## Given instruction
Identify the lines that contain the string "ABCD", then copy each of them.

## Input for this task
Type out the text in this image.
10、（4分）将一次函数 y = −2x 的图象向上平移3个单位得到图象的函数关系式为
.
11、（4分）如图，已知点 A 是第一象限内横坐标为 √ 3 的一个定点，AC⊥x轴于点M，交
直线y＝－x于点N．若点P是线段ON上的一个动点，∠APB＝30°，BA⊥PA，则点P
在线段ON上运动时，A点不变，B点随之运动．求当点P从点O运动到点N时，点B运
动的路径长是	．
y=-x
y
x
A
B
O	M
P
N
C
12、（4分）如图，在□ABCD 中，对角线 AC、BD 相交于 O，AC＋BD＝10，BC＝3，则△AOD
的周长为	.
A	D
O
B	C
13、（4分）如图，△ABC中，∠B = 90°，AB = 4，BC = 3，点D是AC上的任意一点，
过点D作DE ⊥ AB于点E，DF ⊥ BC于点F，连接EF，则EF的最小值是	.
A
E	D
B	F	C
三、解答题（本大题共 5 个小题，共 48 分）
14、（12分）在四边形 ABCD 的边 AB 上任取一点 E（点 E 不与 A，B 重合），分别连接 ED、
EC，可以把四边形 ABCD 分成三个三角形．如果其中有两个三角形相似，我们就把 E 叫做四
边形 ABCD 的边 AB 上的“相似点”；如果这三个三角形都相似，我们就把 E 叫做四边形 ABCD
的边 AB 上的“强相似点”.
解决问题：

## Answer below
12、（4分）如图，在□ABCD 中，对角线 AC、BD 相交于 O，AC＋BD＝10，BC＝3，则△AOD
14、（12分）在四边形 ABCD 的边 AB 上任取一点 E（点 E 不与 A，B 重合），分别连接 ED、
EC，可以把四边形 ABCD 分成三个三角形．如果其中有两个三角形相似，我们就把 E 叫做四
边形 ABCD 的边 AB 上的“相似点”；如果这三个三角形都相似，我们就把 E 叫做四边形 ABCD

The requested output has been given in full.